### PROBLEM DETAILS
Your task is to print every entry below exactly as given.

### DATA TO USE
======
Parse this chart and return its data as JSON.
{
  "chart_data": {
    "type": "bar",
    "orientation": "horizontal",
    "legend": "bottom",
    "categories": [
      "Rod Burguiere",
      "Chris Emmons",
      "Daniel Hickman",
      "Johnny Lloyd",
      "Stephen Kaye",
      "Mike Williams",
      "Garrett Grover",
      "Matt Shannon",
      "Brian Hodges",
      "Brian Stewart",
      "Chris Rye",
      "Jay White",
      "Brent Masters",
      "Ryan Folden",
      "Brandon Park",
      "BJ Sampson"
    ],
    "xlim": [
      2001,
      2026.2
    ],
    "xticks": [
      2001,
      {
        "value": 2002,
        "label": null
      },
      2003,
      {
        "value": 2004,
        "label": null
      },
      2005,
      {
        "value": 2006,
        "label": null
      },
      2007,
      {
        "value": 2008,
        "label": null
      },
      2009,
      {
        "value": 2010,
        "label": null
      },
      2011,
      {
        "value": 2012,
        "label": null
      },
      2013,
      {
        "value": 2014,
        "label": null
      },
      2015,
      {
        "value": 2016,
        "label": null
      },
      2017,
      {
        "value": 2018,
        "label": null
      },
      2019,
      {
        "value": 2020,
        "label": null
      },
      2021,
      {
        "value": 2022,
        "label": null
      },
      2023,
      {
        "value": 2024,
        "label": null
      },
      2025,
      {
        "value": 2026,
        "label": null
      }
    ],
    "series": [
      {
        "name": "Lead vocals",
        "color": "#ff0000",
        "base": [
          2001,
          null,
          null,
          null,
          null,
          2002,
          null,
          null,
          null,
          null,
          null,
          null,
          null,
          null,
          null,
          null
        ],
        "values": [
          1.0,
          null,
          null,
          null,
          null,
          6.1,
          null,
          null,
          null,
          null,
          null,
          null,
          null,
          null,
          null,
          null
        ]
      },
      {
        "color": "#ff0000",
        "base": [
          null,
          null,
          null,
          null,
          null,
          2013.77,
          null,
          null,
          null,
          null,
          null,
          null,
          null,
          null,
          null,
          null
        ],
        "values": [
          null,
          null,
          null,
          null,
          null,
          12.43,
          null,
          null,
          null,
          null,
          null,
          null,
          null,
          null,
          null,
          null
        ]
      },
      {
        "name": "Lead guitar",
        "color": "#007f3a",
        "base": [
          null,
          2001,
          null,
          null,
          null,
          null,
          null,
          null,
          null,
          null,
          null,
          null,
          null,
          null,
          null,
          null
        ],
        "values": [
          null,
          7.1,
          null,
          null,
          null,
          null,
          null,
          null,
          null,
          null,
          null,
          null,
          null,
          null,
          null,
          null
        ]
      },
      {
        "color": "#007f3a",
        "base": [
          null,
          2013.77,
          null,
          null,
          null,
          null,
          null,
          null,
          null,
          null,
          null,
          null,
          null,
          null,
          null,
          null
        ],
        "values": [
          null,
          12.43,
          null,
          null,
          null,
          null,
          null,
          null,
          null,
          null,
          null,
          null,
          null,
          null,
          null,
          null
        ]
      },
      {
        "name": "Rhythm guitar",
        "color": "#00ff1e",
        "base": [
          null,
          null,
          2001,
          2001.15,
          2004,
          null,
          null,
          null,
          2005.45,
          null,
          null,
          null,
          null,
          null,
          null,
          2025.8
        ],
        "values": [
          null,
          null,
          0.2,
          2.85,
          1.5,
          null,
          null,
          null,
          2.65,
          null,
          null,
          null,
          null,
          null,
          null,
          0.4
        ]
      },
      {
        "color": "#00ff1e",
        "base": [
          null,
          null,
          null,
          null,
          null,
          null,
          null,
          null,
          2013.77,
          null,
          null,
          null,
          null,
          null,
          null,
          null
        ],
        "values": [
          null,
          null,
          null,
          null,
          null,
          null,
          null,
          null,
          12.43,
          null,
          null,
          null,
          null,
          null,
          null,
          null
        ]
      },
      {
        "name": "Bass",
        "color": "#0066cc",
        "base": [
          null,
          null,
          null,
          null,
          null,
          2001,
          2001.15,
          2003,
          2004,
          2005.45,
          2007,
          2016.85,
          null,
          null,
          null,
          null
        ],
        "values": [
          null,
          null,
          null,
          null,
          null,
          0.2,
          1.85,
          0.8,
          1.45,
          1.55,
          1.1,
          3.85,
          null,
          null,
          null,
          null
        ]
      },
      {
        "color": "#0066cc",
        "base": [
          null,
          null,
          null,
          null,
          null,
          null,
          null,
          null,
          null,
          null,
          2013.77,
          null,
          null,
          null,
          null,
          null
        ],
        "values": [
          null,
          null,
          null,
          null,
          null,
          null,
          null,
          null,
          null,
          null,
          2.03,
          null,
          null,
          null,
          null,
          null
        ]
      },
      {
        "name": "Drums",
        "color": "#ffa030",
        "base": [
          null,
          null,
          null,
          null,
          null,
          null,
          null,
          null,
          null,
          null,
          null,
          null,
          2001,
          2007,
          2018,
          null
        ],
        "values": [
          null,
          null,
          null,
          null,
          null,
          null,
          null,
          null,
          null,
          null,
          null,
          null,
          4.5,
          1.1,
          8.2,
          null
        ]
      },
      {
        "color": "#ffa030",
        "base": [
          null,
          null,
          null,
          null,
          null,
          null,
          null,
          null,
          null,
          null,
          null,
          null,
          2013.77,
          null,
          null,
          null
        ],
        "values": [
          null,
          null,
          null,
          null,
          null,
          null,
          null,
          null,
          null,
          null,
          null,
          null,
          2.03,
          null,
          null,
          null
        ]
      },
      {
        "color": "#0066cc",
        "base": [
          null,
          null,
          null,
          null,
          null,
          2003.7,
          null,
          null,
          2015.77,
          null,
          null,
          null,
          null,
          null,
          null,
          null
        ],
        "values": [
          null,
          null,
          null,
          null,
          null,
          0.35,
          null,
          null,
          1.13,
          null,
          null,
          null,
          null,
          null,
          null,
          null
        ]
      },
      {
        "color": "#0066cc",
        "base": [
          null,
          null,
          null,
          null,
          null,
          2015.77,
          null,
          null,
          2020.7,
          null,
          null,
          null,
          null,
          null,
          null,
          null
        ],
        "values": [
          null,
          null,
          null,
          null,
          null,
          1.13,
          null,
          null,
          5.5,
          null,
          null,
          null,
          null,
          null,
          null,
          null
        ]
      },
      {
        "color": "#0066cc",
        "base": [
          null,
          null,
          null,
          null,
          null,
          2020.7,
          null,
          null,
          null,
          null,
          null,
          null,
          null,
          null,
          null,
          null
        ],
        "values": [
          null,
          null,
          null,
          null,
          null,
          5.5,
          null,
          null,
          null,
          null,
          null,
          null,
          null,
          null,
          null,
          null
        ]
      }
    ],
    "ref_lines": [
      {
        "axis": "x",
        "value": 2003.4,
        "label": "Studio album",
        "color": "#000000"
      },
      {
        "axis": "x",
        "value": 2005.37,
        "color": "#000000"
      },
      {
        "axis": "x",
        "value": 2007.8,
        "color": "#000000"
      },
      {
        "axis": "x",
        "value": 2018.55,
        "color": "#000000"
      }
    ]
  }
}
======
### EXPECTED ANSWER
Parse this chart and return its data as JSON.
{
  "chart_data": {
    "type": "bar",
    "orientation": "horizontal",
    "legend": "bottom",
    "categories": [
      "Rod Burguiere",
      "Chris Emmons",
      "Daniel Hickman",
      "Johnny Lloyd",
      "Stephen Kaye",
      "Mike Williams",
      "Garrett Grover",
      "Matt Shannon",
      "Brian Hodges",
      "Brian Stewart",
      "Chris Rye",
      "Jay White",
      "Brent Masters",
      "Ryan Folden",
      "Brandon Park",
      "BJ Sampson"
    ],
    "xlim": [
      2001,
      2026.2
    ],
    "xticks": [
      2001,
      {
        "value": 2002,
        "label": null
      },
      2003,
      {
        "value": 2004,
        "label": null
      },
      2005,
      {
        "value": 2006,
        "label": null
      },
      2007,
      {
        "value": 2008,
        "label": null
      },
      2009,
      {
        "value": 2010,
        "label": null
      },
      2011,
      {
        "value": 2012,
        "label": null
      },
      2013,
      {
        "value": 2014,
        "label": null
      },
      2015,
      {
        "value": 2016,
        "label": null
      },
      2017,
      {
        "value": 2018,
        "label": null
      },
      2019,
      {
        "value": 2020,
        "label": null
      },
      2021,
      {
        "value": 2022,
        "label": null
      },
      2023,
      {
        "value": 2024,
        "label": null
      },
      2025,
      {
        "value": 2026,
        "label": null
      }
    ],
    "series": [
      {
        "name": "Lead vocals",
        "color": "#ff0000",
        "base": [
          2001,
          null,
          null,
          null,
          null,
          2002,
          null,
          null,
          null,
          null,
          null,
          null,
          null,
          null,
          null,
          null
        ],
        "values": [
          1.0,
          null,
          null,
          null,
          null,
          6.1,
          null,
          null,
          null,
          null,
          null,
          null,
          null,
          null,
          null,
          null
        ]
      },
      {
        "color": "#ff0000",
        "base": [
          null,
          null,
          null,
          null,
          null,
          2013.77,
          null,
          null,
          null,
          null,
          null,
          null,
          null,
          null,
          null,
          null
        ],
        "values": [
          null,
          null,
          null,
          null,
          null,
          12.43,
          null,
          null,
          null,
          null,
          null,
          null,
          null,
          null,
          null,
          null
        ]
      },
      {
        "name": "Lead guitar",
        "color": "#007f3a",
        "base": [
          null,
          2001,
          null,
          null,
          null,
          null,
          null,
          null,
          null,
          null,
          null,
          null,
          null,
          null,
          null,
          null
        ],
        "values": [
          null,
          7.1,
          null,
          null,
          null,
          null,
          null,
          null,
          null,
          null,
          null,
          null,
          null,
          null,
          null,
          null
        ]
      },
      {
        "color": "#007f3a",
        "base": [
          null,
          2013.77,
          null,
          null,
          null,
          null,
          null,
          null,
          null,
          null,
          null,
          null,
          null,
          null,
          null,
          null
        ],
        "values": [
          null,
          12.43,
          null,
          null,
          null,
          null,
          null,
          null,
          null,
          null,
          null,
          null,
          null,
          null,
          null,
          null
        ]
      },
      {
        "name": "Rhythm guitar",
        "color": "#00ff1e",
        "base": [
          null,
          null,
          2001,
          2001.15,
          2004,
          null,
          null,
          null,
          2005.45,
          null,
          null,
          null,
          null,
          null,
          null,
          2025.8
        ],
        "values": [
          null,
          null,
          0.2,
          2.85,
          1.5,
          null,
          null,
          null,
          2.65,
          null,
          null,
          null,
          null,
          null,
          null,
          0.4
        ]
      },
      {
        "color": "#00ff1e",
        "base": [
          null,
          null,
          null,
          null,
          null,
          null,
          null,
          null,
          2013.77,
          null,
          null,
          null,
          null,
          null,
          null,
          null
        ],
        "values": [
          null,
          null,
          null,
          null,
          null,
          null,
          null,
          null,
          12.43,
          null,
          null,
          null,
          null,
          null,
          null,
          null
        ]
      },
      {
        "name": "Bass",
        "color": "#0066cc",
        "base": [
          null,
          null,
          null,
          null,
          null,
          2001,
          2001.15,
          2003,
          2004,
          2005.45,
          2007,
          2016.85,
          null,
          null,
          null,
          null
        ],
        "values": [
          null,
          null,
          null,
          null,
          null,
          0.2,
          1.85,
          0.8,
          1.45,
          1.55,
          1.1,
          3.85,
          null,
          null,
          null,
          null
        ]
      },
      {
        "color": "#0066cc",
        "base": [
          null,
          null,
          null,
          null,
          null,
          null,
          null,
          null,
          null,
          null,
          2013.77,
          null,
          null,
          null,
          null,
          null
        ],
        "values": [
          null,
          null,
          null,
          null,
          null,
          null,
          null,
          null,
          null,
          null,
          2.03,
          null,
          null,
          null,
          null,
          null
        ]
      },
      {
        "name": "Drums",
        "color": "#ffa030",
        "base": [
          null,
          null,
          null,
          null,
          null,
          null,
          null,
          null,
          null,
          null,
          null,
          null,
          2001,
          2007,
          2018,
          null
        ],
        "values": [
          null,
          null,
          null,
          null,
          null,
          null,
          null,
          null,
          null,
          null,
          null,
          null,
          4.5,
          1.1,
          8.2,
          null
        ]
      },
      {
        "color": "#ffa030",
        "base": [
          null,
          null,
          null,
          null,
          null,
          null,
          null,
          null,
          null,
          null,
          null,
          null,
          2013.77,
          null,
          null,
          null
        ],
        "values": [
          null,
          null,
          null,
          null,
          null,
          null,
          null,
          null,
          null,
          null,
          null,
          null,
          2.03,
          null,
          null,
          null
        ]
      },
      {
        "color": "#0066cc",
        "base": [
          null,
          null,
          null,
          null,
          null,
          2003.7,
          null,
          null,
          2015.77,
          null,
          null,
          null,
          null,
          null,
          null,
          null
        ],
        "values": [
          null,
          null,
          null,
          null,
          null,
          0.35,
          null,
          null,
          1.13,
          null,
          null,
          null,
          null,
          null,
          null,
          null
        ]
      },
      {
        "color": "#0066cc",
        "base": [
          null,
          null,
          null,
          null,
          null,
          2015.77,
          null,
          null,
          2020.7,
          null,
          null,
          null,
          null,
          null,
          null,
          null
        ],
        "values": [
          null,
          null,
          null,
          null,
          null,
          1.13,
          null,
          null,
          5.5,
          null,
          null,
          null,
          null,
          null,
          null,
          null
        ]
      },
      {
        "color": "#0066cc",
        "base": [
          null,
          null,
          null,
          null,
          null,
          2020.7,
          null,
          null,
          null,
          null,
          null,
          null,
          null,
          null,
          null,
          null
        ],
        "values": [
          null,
          null,
          null,
          null,
          null,
          5.5,
          null,
          null,
          null,
          null,
          null,
          null,
          null,
          null,
          null,
          null
        ]
      }
    ],
    "ref_lines": [
      {
        "axis": "x",
        "value": 2003.4,
        "label": "Studio album",
        "color": "#000000"
      },
      {
        "axis": "x",
        "value": 2005.37,
        "color": "#000000"
      },
      {
        "axis": "x",
        "value": 2007.8,
        "color": "#000000"
      },
      {
        "axis": "x",
        "value": 2018.55,
        "color": "#000000"
      }
    ]
  }
}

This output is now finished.